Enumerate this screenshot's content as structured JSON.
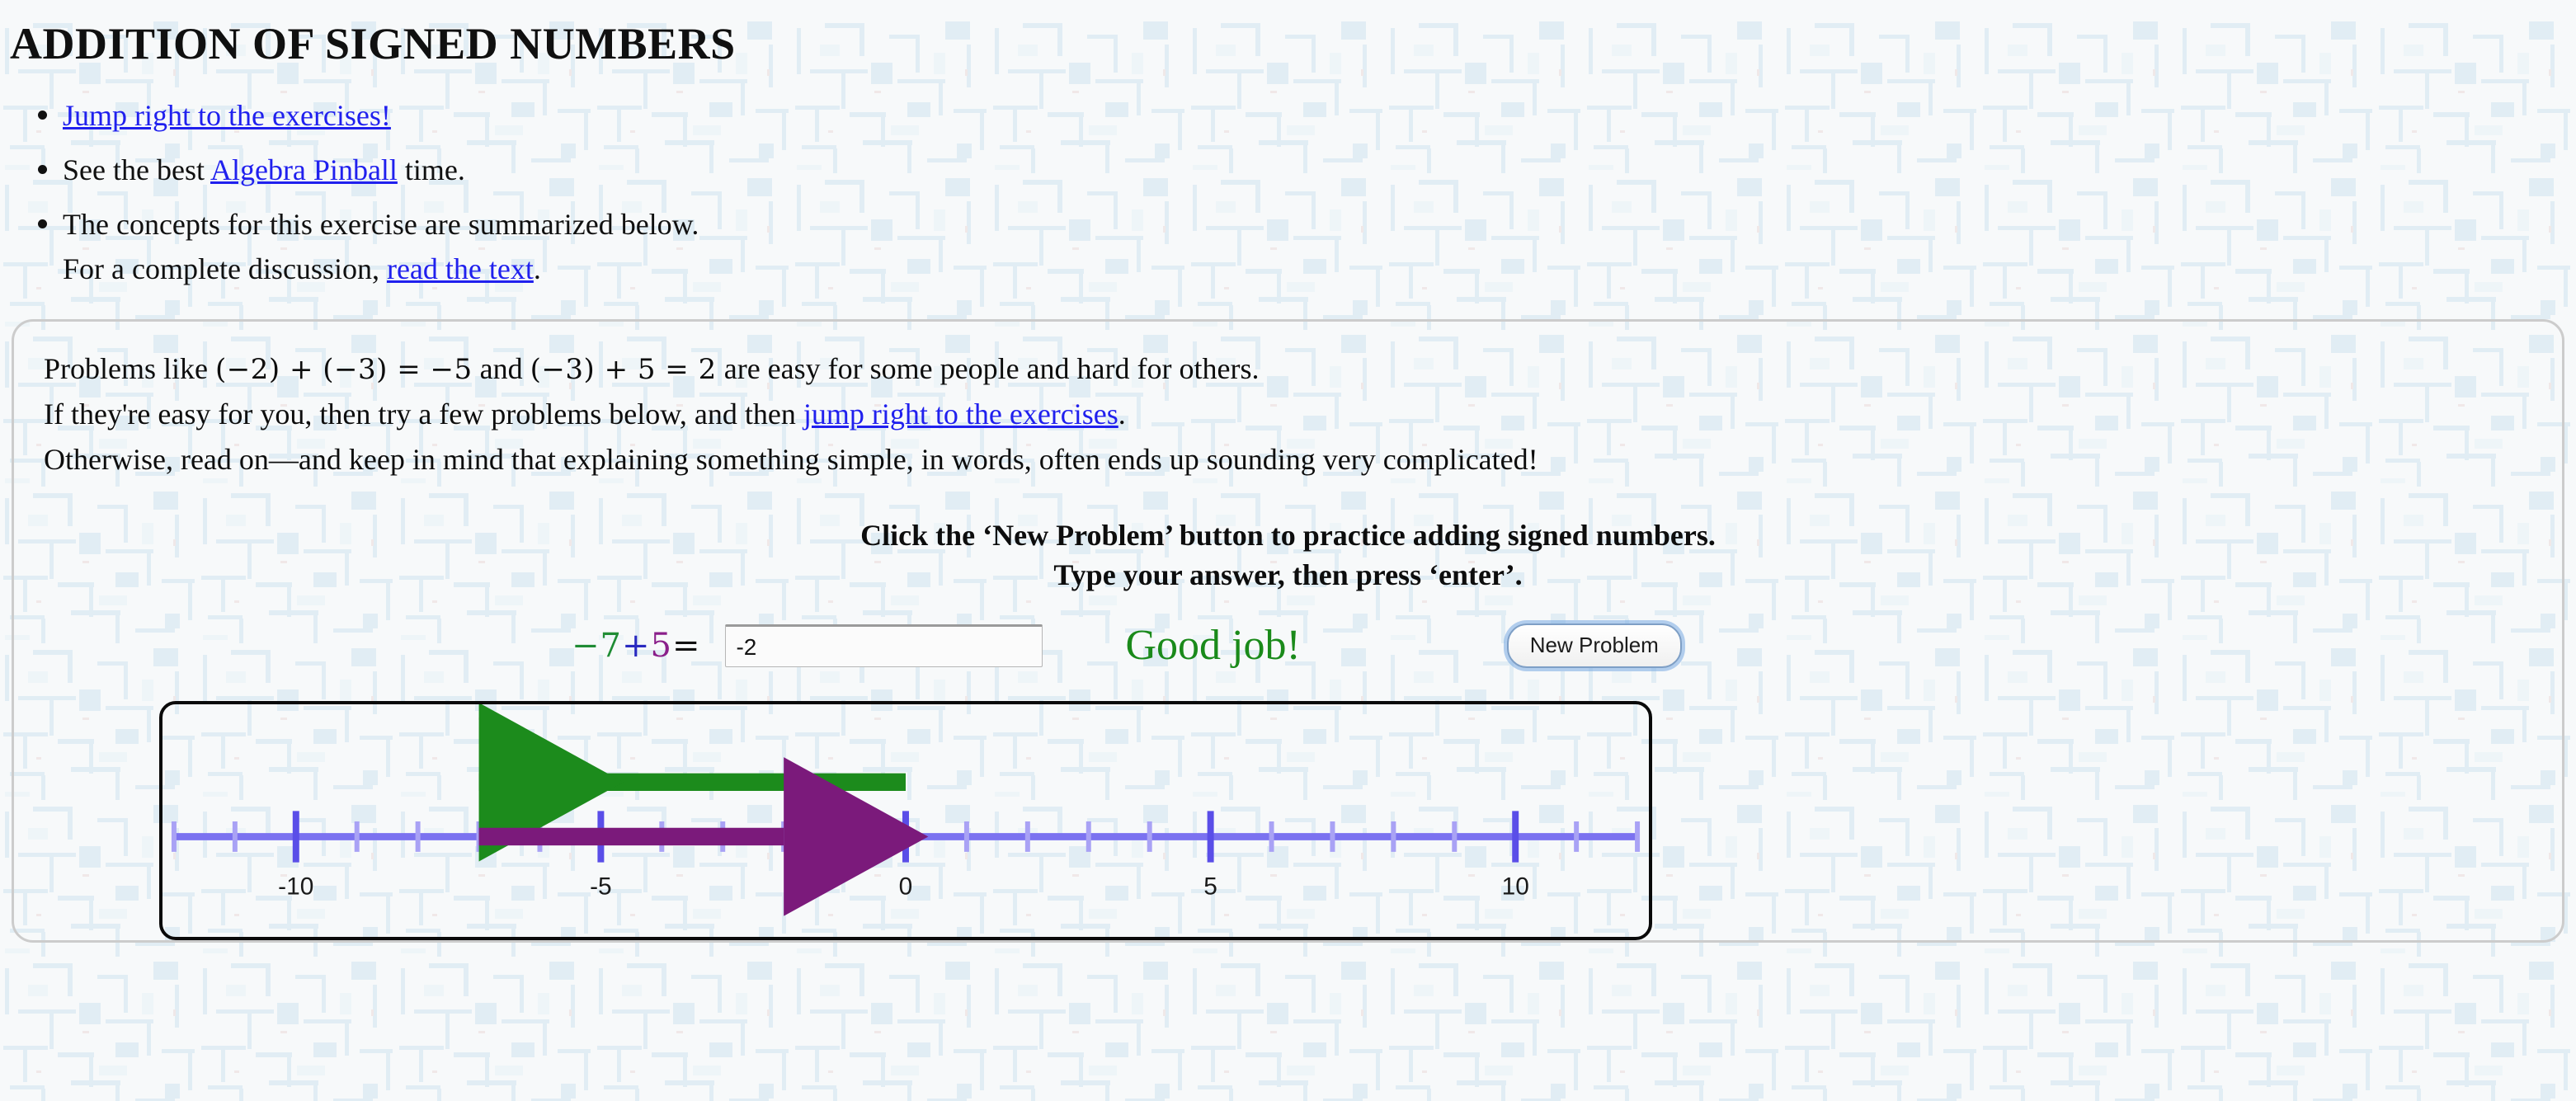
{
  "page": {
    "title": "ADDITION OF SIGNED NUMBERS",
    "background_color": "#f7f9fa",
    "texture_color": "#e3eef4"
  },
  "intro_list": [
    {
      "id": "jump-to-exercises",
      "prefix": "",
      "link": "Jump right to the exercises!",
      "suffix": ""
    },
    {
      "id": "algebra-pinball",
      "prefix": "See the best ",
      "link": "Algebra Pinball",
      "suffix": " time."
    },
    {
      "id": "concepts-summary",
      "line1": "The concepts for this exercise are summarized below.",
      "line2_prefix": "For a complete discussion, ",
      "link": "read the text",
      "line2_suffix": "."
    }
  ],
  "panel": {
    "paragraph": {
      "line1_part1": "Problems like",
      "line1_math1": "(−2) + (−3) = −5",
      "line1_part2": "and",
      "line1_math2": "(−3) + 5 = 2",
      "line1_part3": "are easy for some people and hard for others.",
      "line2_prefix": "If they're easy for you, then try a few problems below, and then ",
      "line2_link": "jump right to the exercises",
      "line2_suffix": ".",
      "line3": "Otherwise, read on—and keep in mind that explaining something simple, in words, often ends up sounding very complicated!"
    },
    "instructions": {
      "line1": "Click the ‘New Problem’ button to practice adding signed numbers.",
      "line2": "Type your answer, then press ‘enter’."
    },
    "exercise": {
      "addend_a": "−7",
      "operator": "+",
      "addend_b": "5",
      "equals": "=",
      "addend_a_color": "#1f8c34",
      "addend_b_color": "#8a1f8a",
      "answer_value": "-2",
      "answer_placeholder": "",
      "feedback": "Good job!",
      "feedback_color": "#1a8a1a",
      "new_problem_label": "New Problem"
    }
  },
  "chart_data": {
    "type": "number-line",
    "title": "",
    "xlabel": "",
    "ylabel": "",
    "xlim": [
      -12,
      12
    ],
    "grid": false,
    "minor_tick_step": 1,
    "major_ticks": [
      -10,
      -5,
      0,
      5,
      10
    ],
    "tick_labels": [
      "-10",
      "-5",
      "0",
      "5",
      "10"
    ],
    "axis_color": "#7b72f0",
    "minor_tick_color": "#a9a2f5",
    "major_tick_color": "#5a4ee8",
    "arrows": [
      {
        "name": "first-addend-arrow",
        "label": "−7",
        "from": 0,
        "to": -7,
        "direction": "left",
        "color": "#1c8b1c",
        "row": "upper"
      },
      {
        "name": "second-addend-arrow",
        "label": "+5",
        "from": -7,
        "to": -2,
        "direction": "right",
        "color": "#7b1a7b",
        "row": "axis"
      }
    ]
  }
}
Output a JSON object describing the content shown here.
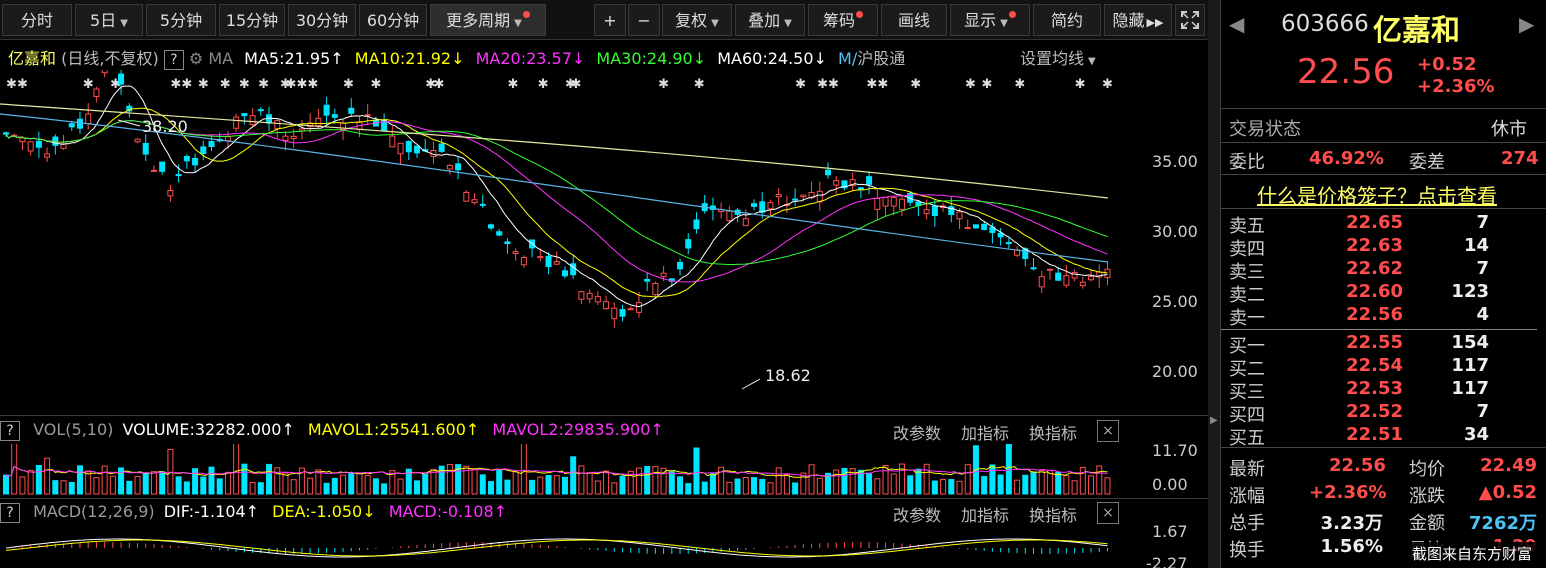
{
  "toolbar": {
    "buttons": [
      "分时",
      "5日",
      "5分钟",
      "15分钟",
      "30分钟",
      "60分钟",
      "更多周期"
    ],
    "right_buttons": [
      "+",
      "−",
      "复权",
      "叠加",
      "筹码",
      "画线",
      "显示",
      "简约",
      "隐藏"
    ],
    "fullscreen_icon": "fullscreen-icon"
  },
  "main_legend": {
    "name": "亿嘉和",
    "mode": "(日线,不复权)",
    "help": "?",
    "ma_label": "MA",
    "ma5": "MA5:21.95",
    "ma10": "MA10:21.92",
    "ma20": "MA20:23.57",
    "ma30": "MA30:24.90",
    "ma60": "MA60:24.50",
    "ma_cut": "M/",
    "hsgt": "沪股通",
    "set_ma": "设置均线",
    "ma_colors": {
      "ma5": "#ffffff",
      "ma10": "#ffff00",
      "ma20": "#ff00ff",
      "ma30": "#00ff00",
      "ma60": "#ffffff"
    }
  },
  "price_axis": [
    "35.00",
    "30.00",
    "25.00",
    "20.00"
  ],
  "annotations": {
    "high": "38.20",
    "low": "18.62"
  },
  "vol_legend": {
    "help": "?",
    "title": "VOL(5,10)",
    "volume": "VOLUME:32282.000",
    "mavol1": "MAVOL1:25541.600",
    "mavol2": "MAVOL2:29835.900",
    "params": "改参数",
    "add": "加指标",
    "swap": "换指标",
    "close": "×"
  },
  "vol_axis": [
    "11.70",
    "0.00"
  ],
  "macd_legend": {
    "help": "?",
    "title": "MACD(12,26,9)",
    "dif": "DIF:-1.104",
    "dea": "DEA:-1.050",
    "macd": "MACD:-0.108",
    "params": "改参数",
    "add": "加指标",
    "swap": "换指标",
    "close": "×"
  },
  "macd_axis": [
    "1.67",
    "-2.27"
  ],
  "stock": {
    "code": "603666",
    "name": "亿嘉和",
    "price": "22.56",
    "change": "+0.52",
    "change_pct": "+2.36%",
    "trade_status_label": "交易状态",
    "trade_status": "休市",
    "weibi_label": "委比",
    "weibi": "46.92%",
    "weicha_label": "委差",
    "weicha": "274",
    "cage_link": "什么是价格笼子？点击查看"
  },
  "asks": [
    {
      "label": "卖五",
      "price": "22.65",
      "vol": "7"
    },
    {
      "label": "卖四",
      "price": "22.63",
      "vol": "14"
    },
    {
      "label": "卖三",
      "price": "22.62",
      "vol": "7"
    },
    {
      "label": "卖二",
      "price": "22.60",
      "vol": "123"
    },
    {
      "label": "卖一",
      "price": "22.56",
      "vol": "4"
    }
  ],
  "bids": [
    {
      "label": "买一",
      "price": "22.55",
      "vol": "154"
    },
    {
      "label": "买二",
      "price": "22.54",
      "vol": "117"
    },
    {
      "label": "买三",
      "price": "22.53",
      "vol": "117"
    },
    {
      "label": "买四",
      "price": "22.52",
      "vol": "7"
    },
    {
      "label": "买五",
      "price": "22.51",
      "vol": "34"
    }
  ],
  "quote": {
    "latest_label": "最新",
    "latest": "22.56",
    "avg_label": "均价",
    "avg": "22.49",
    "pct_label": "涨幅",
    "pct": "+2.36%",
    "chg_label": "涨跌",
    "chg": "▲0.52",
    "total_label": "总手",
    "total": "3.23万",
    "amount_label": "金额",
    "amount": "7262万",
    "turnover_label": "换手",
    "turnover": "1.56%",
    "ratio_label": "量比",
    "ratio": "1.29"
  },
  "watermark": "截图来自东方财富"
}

### YOUR TASK
Omit the pictures. Transcribe every record exactly.

### RESULT OF THE TASK
Enumerate this screenshot's content as structured JSON.
{
  "page": {
    "title": "ADDITION OF SIGNED NUMBERS",
    "background_color": "#f7f9fa",
    "texture_color": "#e3eef4"
  },
  "intro_list": [
    {
      "id": "jump-to-exercises",
      "prefix": "",
      "link": "Jump right to the exercises!",
      "suffix": ""
    },
    {
      "id": "algebra-pinball",
      "prefix": "See the best ",
      "link": "Algebra Pinball",
      "suffix": " time."
    },
    {
      "id": "concepts-summary",
      "line1": "The concepts for this exercise are summarized below.",
      "line2_prefix": "For a complete discussion, ",
      "link": "read the text",
      "line2_suffix": "."
    }
  ],
  "panel": {
    "paragraph": {
      "line1_part1": "Problems like",
      "line1_math1": "(−2) + (−3) = −5",
      "line1_part2": "and",
      "line1_math2": "(−3) + 5 = 2",
      "line1_part3": "are easy for some people and hard for others.",
      "line2_prefix": "If they're easy for you, then try a few problems below, and then ",
      "line2_link": "jump right to the exercises",
      "line2_suffix": ".",
      "line3": "Otherwise, read on—and keep in mind that explaining something simple, in words, often ends up sounding very complicated!"
    },
    "instructions": {
      "line1": "Click the ‘New Problem’ button to practice adding signed numbers.",
      "line2": "Type your answer, then press ‘enter’."
    },
    "exercise": {
      "addend_a": "−7",
      "operator": "+",
      "addend_b": "5",
      "equals": "=",
      "addend_a_color": "#1f8c34",
      "addend_b_color": "#8a1f8a",
      "answer_value": "-2",
      "answer_placeholder": "",
      "feedback": "Good job!",
      "feedback_color": "#1a8a1a",
      "new_problem_label": "New Problem"
    }
  },
  "chart_data": {
    "type": "number-line",
    "title": "",
    "xlabel": "",
    "ylabel": "",
    "xlim": [
      -12,
      12
    ],
    "grid": false,
    "minor_tick_step": 1,
    "major_ticks": [
      -10,
      -5,
      0,
      5,
      10
    ],
    "tick_labels": [
      "-10",
      "-5",
      "0",
      "5",
      "10"
    ],
    "axis_color": "#7b72f0",
    "minor_tick_color": "#a9a2f5",
    "major_tick_color": "#5a4ee8",
    "arrows": [
      {
        "name": "first-addend-arrow",
        "label": "−7",
        "from": 0,
        "to": -7,
        "direction": "left",
        "color": "#1c8b1c",
        "row": "upper"
      },
      {
        "name": "second-addend-arrow",
        "label": "+5",
        "from": -7,
        "to": -2,
        "direction": "right",
        "color": "#7b1a7b",
        "row": "axis"
      }
    ]
  }
}
Output a JSON object describing the content shown here.
{
  "toolbar": {
    "buttons": [
      "分时",
      "5日",
      "5分钟",
      "15分钟",
      "30分钟",
      "60分钟",
      "更多周期"
    ],
    "right_buttons": [
      "+",
      "−",
      "复权",
      "叠加",
      "筹码",
      "画线",
      "显示",
      "简约",
      "隐藏"
    ],
    "fullscreen_icon": "fullscreen-icon"
  },
  "main_legend": {
    "name": "亿嘉和",
    "mode": "(日线,不复权)",
    "help": "?",
    "ma_label": "MA",
    "ma5": "MA5:21.95",
    "ma10": "MA10:21.92",
    "ma20": "MA20:23.57",
    "ma30": "MA30:24.90",
    "ma60": "MA60:24.50",
    "ma_cut": "M/",
    "hsgt": "沪股通",
    "set_ma": "设置均线",
    "ma_colors": {
      "ma5": "#ffffff",
      "ma10": "#ffff00",
      "ma20": "#ff00ff",
      "ma30": "#00ff00",
      "ma60": "#ffffff"
    }
  },
  "price_axis": [
    "35.00",
    "30.00",
    "25.00",
    "20.00"
  ],
  "annotations": {
    "high": "38.20",
    "low": "18.62"
  },
  "vol_legend": {
    "help": "?",
    "title": "VOL(5,10)",
    "volume": "VOLUME:32282.000",
    "mavol1": "MAVOL1:25541.600",
    "mavol2": "MAVOL2:29835.900",
    "params": "改参数",
    "add": "加指标",
    "swap": "换指标",
    "close": "×"
  },
  "vol_axis": [
    "11.70",
    "0.00"
  ],
  "macd_legend": {
    "help": "?",
    "title": "MACD(12,26,9)",
    "dif": "DIF:-1.104",
    "dea": "DEA:-1.050",
    "macd": "MACD:-0.108",
    "params": "改参数",
    "add": "加指标",
    "swap": "换指标",
    "close": "×"
  },
  "macd_axis": [
    "1.67",
    "-2.27"
  ],
  "stock": {
    "code": "603666",
    "name": "亿嘉和",
    "price": "22.56",
    "change": "+0.52",
    "change_pct": "+2.36%",
    "trade_status_label": "交易状态",
    "trade_status": "休市",
    "weibi_label": "委比",
    "weibi": "46.92%",
    "weicha_label": "委差",
    "weicha": "274",
    "cage_link": "什么是价格笼子？点击查看"
  },
  "asks": [
    {
      "label": "卖五",
      "price": "22.65",
      "vol": "7"
    },
    {
      "label": "卖四",
      "price": "22.63",
      "vol": "14"
    },
    {
      "label": "卖三",
      "price": "22.62",
      "vol": "7"
    },
    {
      "label": "卖二",
      "price": "22.60",
      "vol": "123"
    },
    {
      "label": "卖一",
      "price": "22.56",
      "vol": "4"
    }
  ],
  "bids": [
    {
      "label": "买一",
      "price": "22.55",
      "vol": "154"
    },
    {
      "label": "买二",
      "price": "22.54",
      "vol": "117"
    },
    {
      "label": "买三",
      "price": "22.53",
      "vol": "117"
    },
    {
      "label": "买四",
      "price": "22.52",
      "vol": "7"
    },
    {
      "label": "买五",
      "price": "22.51",
      "vol": "34"
    }
  ],
  "quote": {
    "latest_label": "最新",
    "latest": "22.56",
    "avg_label": "均价",
    "avg": "22.49",
    "pct_label": "涨幅",
    "pct": "+2.36%",
    "chg_label": "涨跌",
    "chg": "▲0.52",
    "total_label": "总手",
    "total": "3.23万",
    "amount_label": "金额",
    "amount": "7262万",
    "turnover_label": "换手",
    "turnover": "1.56%",
    "ratio_label": "量比",
    "ratio": "1.29"
  },
  "watermark": "截图来自东方财富"
}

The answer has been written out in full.